◆ THE TASK
Each entry has to be copied exactly, with nothing missed.

◆ Dataset rows about figures
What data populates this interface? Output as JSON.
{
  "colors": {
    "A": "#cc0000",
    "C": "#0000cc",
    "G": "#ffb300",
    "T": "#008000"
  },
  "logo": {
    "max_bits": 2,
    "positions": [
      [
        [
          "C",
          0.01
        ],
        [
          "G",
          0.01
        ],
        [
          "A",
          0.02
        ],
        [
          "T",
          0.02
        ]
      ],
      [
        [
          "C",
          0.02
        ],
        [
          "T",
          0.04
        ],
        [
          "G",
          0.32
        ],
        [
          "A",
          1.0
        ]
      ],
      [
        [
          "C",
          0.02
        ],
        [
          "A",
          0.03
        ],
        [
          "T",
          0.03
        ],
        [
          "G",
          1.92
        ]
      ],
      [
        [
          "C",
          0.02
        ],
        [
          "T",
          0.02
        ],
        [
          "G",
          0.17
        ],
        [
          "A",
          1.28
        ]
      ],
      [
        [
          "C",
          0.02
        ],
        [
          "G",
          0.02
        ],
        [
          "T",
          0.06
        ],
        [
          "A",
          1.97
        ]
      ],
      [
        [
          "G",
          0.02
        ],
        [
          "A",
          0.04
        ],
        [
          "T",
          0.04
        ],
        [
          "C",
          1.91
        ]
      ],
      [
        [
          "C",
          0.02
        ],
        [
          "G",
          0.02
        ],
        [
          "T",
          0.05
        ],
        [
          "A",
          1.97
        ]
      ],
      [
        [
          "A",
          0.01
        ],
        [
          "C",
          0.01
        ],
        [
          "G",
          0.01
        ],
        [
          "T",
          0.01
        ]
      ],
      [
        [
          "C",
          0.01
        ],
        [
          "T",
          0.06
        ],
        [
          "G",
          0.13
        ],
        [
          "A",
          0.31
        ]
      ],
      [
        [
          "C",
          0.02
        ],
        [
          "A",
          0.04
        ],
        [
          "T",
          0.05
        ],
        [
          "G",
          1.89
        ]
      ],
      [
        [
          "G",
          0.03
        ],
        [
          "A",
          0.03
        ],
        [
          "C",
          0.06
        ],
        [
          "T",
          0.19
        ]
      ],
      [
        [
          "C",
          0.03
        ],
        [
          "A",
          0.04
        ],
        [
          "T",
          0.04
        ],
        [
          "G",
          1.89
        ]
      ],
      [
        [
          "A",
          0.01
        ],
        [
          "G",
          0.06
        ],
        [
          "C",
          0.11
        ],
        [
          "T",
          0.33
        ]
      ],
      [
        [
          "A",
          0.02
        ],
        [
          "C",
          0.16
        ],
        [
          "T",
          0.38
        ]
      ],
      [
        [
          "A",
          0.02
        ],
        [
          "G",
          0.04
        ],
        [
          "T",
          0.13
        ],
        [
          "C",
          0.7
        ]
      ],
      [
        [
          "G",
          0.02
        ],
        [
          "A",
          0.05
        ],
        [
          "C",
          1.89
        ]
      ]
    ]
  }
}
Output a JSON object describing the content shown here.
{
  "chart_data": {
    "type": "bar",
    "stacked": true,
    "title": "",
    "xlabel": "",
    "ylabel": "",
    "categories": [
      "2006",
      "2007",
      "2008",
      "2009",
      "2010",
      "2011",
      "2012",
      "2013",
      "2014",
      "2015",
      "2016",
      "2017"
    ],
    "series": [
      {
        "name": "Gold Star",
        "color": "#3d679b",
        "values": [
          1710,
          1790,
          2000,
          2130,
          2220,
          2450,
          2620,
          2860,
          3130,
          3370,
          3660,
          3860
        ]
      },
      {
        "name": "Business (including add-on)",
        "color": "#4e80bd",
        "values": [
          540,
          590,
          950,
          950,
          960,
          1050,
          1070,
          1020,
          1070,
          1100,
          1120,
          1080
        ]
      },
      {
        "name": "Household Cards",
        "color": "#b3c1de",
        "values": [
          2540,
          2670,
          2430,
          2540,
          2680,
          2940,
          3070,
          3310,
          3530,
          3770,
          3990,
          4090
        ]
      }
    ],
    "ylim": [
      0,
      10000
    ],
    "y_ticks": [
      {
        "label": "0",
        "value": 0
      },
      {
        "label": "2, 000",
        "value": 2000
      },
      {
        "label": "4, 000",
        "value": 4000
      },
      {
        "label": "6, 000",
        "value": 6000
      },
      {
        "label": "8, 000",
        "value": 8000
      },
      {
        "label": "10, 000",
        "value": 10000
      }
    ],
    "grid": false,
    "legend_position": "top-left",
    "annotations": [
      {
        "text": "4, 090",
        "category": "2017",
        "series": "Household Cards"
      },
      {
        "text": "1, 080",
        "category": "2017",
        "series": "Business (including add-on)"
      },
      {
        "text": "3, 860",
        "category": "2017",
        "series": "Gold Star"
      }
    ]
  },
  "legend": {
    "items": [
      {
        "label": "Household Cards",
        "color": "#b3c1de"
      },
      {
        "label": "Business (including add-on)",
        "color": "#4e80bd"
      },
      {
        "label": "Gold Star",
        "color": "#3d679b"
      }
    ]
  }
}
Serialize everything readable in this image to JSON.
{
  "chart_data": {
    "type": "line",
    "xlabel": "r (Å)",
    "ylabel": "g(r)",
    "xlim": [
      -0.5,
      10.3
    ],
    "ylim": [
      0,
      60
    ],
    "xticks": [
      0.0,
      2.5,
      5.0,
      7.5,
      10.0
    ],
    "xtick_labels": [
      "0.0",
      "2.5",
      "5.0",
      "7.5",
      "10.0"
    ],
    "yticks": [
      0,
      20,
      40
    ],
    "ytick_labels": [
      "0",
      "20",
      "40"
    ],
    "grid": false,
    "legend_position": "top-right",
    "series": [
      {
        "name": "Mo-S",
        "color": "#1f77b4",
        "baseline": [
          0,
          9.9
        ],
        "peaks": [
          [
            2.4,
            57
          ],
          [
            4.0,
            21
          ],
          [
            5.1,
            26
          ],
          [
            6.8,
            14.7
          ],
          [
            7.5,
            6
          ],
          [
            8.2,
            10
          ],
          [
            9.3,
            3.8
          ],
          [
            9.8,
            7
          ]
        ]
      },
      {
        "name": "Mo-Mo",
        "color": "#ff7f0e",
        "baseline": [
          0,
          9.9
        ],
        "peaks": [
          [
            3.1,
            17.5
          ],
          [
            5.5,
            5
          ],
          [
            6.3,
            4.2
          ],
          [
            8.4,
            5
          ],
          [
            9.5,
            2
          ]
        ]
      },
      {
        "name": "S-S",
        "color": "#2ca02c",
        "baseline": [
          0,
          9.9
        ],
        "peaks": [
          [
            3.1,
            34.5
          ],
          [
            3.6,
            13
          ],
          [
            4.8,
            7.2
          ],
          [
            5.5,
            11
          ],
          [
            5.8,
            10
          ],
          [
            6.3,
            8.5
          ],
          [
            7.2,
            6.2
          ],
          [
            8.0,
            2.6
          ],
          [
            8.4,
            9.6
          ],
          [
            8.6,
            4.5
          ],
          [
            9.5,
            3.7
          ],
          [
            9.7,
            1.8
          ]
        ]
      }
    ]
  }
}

◆ TASK ANSWER
What data populates this interface? Output as JSON.
{
  "colors": {
    "A": "#cc0000",
    "C": "#0000cc",
    "G": "#ffb300",
    "T": "#008000"
  },
  "logo": {
    "max_bits": 2,
    "positions": [
      [
        [
          "C",
          0.01
        ],
        [
          "G",
          0.01
        ],
        [
          "A",
          0.02
        ],
        [
          "T",
          0.02
        ]
      ],
      [
        [
          "C",
          0.02
        ],
        [
          "T",
          0.04
        ],
        [
          "G",
          0.32
        ],
        [
          "A",
          1.0
        ]
      ],
      [
        [
          "C",
          0.02
        ],
        [
          "A",
          0.03
        ],
        [
          "T",
          0.03
        ],
        [
          "G",
          1.92
        ]
      ],
      [
        [
          "C",
          0.02
        ],
        [
          "T",
          0.02
        ],
        [
          "G",
          0.17
        ],
        [
          "A",
          1.28
        ]
      ],
      [
        [
          "C",
          0.02
        ],
        [
          "G",
          0.02
        ],
        [
          "T",
          0.06
        ],
        [
          "A",
          1.97
        ]
      ],
      [
        [
          "G",
          0.02
        ],
        [
          "A",
          0.04
        ],
        [
          "T",
          0.04
        ],
        [
          "C",
          1.91
        ]
      ],
      [
        [
          "C",
          0.02
        ],
        [
          "G",
          0.02
        ],
        [
          "T",
          0.05
        ],
        [
          "A",
          1.97
        ]
      ],
      [
        [
          "A",
          0.01
        ],
        [
          "C",
          0.01
        ],
        [
          "G",
          0.01
        ],
        [
          "T",
          0.01
        ]
      ],
      [
        [
          "C",
          0.01
        ],
        [
          "T",
          0.06
        ],
        [
          "G",
          0.13
        ],
        [
          "A",
          0.31
        ]
      ],
      [
        [
          "C",
          0.02
        ],
        [
          "A",
          0.04
        ],
        [
          "T",
          0.05
        ],
        [
          "G",
          1.89
        ]
      ],
      [
        [
          "G",
          0.03
        ],
        [
          "A",
          0.03
        ],
        [
          "C",
          0.06
        ],
        [
          "T",
          0.19
        ]
      ],
      [
        [
          "C",
          0.03
        ],
        [
          "A",
          0.04
        ],
        [
          "T",
          0.04
        ],
        [
          "G",
          1.89
        ]
      ],
      [
        [
          "A",
          0.01
        ],
        [
          "G",
          0.06
        ],
        [
          "C",
          0.11
        ],
        [
          "T",
          0.33
        ]
      ],
      [
        [
          "A",
          0.02
        ],
        [
          "C",
          0.16
        ],
        [
          "T",
          0.38
        ]
      ],
      [
        [
          "A",
          0.02
        ],
        [
          "G",
          0.04
        ],
        [
          "T",
          0.13
        ],
        [
          "C",
          0.7
        ]
      ],
      [
        [
          "G",
          0.02
        ],
        [
          "A",
          0.05
        ],
        [
          "C",
          1.89
        ]
      ]
    ]
  }
}
Output a JSON object describing the content shown here.
{
  "chart_data": {
    "type": "bar",
    "stacked": true,
    "title": "",
    "xlabel": "",
    "ylabel": "",
    "categories": [
      "2006",
      "2007",
      "2008",
      "2009",
      "2010",
      "2011",
      "2012",
      "2013",
      "2014",
      "2015",
      "2016",
      "2017"
    ],
    "series": [
      {
        "name": "Gold Star",
        "color": "#3d679b",
        "values": [
          1710,
          1790,
          2000,
          2130,
          2220,
          2450,
          2620,
          2860,
          3130,
          3370,
          3660,
          3860
        ]
      },
      {
        "name": "Business (including add-on)",
        "color": "#4e80bd",
        "values": [
          540,
          590,
          950,
          950,
          960,
          1050,
          1070,
          1020,
          1070,
          1100,
          1120,
          1080
        ]
      },
      {
        "name": "Household Cards",
        "color": "#b3c1de",
        "values": [
          2540,
          2670,
          2430,
          2540,
          2680,
          2940,
          3070,
          3310,
          3530,
          3770,
          3990,
          4090
        ]
      }
    ],
    "ylim": [
      0,
      10000
    ],
    "y_ticks": [
      {
        "label": "0",
        "value": 0
      },
      {
        "label": "2, 000",
        "value": 2000
      },
      {
        "label": "4, 000",
        "value": 4000
      },
      {
        "label": "6, 000",
        "value": 6000
      },
      {
        "label": "8, 000",
        "value": 8000
      },
      {
        "label": "10, 000",
        "value": 10000
      }
    ],
    "grid": false,
    "legend_position": "top-left",
    "annotations": [
      {
        "text": "4, 090",
        "category": "2017",
        "series": "Household Cards"
      },
      {
        "text": "1, 080",
        "category": "2017",
        "series": "Business (including add-on)"
      },
      {
        "text": "3, 860",
        "category": "2017",
        "series": "Gold Star"
      }
    ]
  },
  "legend": {
    "items": [
      {
        "label": "Household Cards",
        "color": "#b3c1de"
      },
      {
        "label": "Business (including add-on)",
        "color": "#4e80bd"
      },
      {
        "label": "Gold Star",
        "color": "#3d679b"
      }
    ]
  }
}
Serialize everything readable in this image to JSON.
{
  "chart_data": {
    "type": "line",
    "xlabel": "r (Å)",
    "ylabel": "g(r)",
    "xlim": [
      -0.5,
      10.3
    ],
    "ylim": [
      0,
      60
    ],
    "xticks": [
      0.0,
      2.5,
      5.0,
      7.5,
      10.0
    ],
    "xtick_labels": [
      "0.0",
      "2.5",
      "5.0",
      "7.5",
      "10.0"
    ],
    "yticks": [
      0,
      20,
      40
    ],
    "ytick_labels": [
      "0",
      "20",
      "40"
    ],
    "grid": false,
    "legend_position": "top-right",
    "series": [
      {
        "name": "Mo-S",
        "color": "#1f77b4",
        "baseline": [
          0,
          9.9
        ],
        "peaks": [
          [
            2.4,
            57
          ],
          [
            4.0,
            21
          ],
          [
            5.1,
            26
          ],
          [
            6.8,
            14.7
          ],
          [
            7.5,
            6
          ],
          [
            8.2,
            10
          ],
          [
            9.3,
            3.8
          ],
          [
            9.8,
            7
          ]
        ]
      },
      {
        "name": "Mo-Mo",
        "color": "#ff7f0e",
        "baseline": [
          0,
          9.9
        ],
        "peaks": [
          [
            3.1,
            17.5
          ],
          [
            5.5,
            5
          ],
          [
            6.3,
            4.2
          ],
          [
            8.4,
            5
          ],
          [
            9.5,
            2
          ]
        ]
      },
      {
        "name": "S-S",
        "color": "#2ca02c",
        "baseline": [
          0,
          9.9
        ],
        "peaks": [
          [
            3.1,
            34.5
          ],
          [
            3.6,
            13
          ],
          [
            4.8,
            7.2
          ],
          [
            5.5,
            11
          ],
          [
            5.8,
            10
          ],
          [
            6.3,
            8.5
          ],
          [
            7.2,
            6.2
          ],
          [
            8.0,
            2.6
          ],
          [
            8.4,
            9.6
          ],
          [
            8.6,
            4.5
          ],
          [
            9.5,
            3.7
          ],
          [
            9.7,
            1.8
          ]
        ]
      }
    ]
  }
}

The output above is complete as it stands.